Problem requirements
Count how many lines below contain the word "this", then give that number alone.

Some records:
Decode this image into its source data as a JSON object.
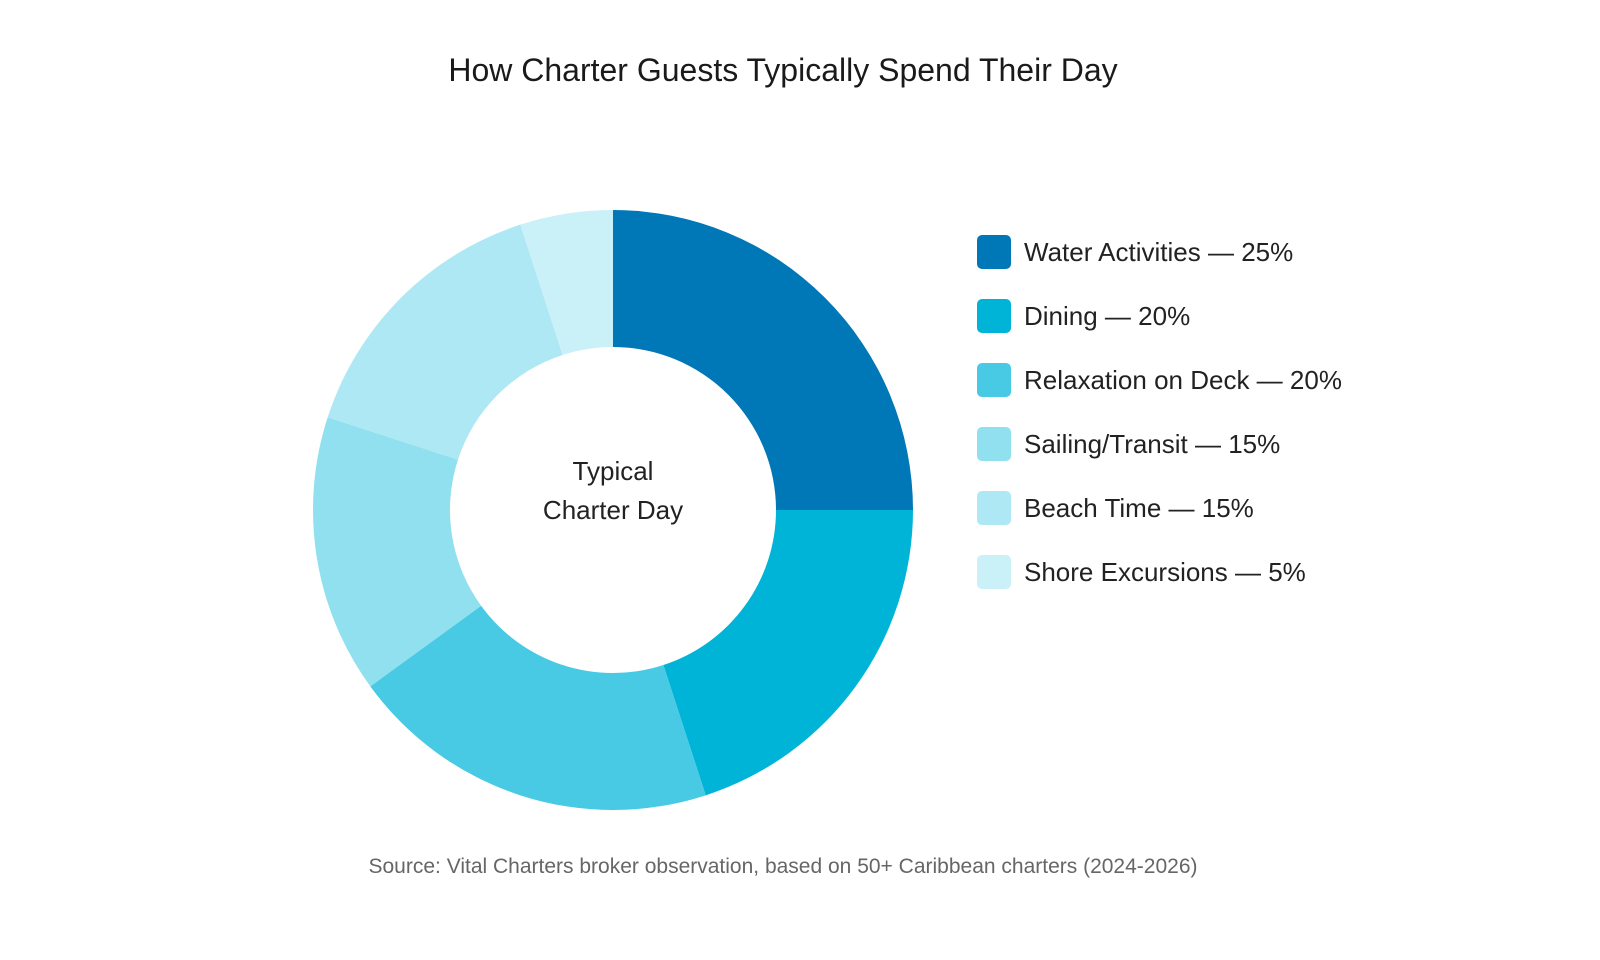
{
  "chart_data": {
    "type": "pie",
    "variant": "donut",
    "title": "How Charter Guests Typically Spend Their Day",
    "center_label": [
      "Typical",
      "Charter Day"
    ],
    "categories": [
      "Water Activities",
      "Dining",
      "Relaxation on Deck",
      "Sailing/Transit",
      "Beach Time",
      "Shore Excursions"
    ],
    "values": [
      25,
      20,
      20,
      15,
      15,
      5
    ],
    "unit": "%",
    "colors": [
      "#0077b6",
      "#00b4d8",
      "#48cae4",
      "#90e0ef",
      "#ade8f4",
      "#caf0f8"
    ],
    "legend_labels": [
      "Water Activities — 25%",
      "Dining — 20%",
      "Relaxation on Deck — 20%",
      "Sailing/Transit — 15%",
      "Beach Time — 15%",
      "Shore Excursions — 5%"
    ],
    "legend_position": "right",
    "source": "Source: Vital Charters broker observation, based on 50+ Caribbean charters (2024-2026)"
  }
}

==

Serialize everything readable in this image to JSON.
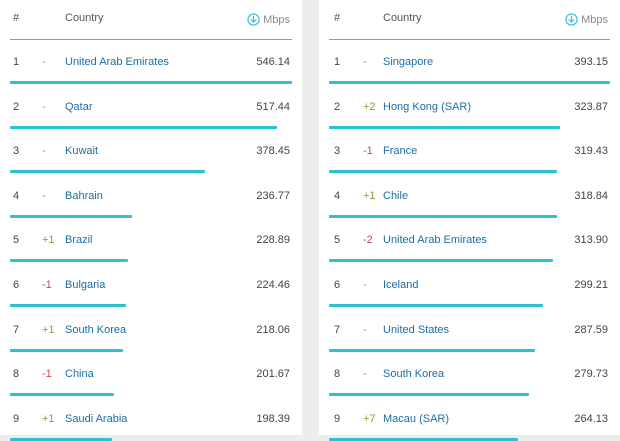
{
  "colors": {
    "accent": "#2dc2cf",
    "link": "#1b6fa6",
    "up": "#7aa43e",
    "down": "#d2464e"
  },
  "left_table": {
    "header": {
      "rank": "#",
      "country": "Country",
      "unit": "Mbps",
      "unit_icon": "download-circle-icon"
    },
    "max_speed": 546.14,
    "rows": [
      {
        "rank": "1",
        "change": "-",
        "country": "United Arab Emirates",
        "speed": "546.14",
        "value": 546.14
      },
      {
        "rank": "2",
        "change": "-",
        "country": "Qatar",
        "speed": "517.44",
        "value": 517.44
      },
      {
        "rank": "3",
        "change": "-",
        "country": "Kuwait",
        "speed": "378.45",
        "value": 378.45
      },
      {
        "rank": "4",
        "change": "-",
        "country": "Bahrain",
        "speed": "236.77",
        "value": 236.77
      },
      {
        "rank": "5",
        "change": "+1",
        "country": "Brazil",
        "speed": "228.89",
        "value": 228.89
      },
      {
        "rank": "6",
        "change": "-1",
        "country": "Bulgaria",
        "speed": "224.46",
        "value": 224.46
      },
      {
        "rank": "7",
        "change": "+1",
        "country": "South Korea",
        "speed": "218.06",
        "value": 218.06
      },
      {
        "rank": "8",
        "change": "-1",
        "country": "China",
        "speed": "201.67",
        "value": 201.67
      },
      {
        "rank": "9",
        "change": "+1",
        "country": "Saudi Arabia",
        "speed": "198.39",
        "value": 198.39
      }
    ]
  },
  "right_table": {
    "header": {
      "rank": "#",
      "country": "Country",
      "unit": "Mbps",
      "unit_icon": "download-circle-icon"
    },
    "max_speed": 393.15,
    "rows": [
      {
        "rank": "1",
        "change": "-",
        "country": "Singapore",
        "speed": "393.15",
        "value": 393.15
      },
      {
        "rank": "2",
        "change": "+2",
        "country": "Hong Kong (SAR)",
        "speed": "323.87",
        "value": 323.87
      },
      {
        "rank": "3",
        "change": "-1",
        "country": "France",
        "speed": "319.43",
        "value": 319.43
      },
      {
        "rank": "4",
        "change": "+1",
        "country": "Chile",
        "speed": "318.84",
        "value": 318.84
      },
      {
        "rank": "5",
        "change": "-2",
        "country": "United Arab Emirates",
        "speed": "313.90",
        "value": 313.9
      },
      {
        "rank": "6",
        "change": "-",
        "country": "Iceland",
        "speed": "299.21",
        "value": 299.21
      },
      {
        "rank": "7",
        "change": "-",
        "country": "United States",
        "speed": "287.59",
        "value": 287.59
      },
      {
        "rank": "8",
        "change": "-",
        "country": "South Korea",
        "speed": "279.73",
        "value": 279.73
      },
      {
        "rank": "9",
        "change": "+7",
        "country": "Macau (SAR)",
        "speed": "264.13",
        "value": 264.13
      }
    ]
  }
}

...

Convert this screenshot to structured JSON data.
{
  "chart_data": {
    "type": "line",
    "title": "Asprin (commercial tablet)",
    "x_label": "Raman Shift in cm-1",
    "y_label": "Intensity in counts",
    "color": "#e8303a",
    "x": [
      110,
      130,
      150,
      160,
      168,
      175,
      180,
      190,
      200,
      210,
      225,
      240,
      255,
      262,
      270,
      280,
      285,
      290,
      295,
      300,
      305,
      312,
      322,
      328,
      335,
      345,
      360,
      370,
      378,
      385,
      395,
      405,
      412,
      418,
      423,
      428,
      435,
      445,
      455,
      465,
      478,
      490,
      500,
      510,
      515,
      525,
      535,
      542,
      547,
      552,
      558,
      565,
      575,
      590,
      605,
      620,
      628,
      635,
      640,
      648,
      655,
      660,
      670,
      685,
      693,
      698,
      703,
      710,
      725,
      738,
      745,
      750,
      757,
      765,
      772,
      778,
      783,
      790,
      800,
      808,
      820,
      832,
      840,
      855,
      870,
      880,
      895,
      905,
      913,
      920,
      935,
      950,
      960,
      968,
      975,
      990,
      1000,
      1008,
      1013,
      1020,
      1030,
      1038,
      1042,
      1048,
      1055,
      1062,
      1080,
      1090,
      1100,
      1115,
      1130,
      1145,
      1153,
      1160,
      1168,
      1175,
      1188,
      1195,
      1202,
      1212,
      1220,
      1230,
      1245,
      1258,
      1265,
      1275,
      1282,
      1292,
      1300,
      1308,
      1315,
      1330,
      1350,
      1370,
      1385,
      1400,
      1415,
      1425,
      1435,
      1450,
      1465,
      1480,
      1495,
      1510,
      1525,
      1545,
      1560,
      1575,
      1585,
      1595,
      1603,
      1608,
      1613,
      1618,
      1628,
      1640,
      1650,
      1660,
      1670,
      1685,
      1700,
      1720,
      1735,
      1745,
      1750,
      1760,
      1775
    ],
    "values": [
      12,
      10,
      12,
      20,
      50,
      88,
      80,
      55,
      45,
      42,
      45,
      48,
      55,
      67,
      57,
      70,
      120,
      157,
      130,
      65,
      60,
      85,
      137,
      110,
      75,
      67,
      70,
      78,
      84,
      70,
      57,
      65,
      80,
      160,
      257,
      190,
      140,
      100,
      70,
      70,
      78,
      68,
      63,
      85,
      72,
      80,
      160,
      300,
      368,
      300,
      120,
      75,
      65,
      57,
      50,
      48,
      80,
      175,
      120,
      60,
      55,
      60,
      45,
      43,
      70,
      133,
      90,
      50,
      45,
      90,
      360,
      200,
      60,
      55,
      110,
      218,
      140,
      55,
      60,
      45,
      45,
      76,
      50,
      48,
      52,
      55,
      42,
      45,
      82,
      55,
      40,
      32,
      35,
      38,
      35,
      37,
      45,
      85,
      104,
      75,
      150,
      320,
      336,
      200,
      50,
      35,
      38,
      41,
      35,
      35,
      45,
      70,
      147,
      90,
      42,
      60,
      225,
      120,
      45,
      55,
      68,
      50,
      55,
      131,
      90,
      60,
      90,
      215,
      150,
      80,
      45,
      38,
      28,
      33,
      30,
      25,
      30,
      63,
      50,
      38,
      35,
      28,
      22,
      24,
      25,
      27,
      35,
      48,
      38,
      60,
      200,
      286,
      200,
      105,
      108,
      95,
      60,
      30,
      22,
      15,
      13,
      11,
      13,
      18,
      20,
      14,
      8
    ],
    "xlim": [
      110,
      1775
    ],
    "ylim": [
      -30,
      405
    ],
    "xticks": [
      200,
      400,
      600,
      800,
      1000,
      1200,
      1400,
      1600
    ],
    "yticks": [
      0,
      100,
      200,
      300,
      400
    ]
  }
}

Answer to the task
3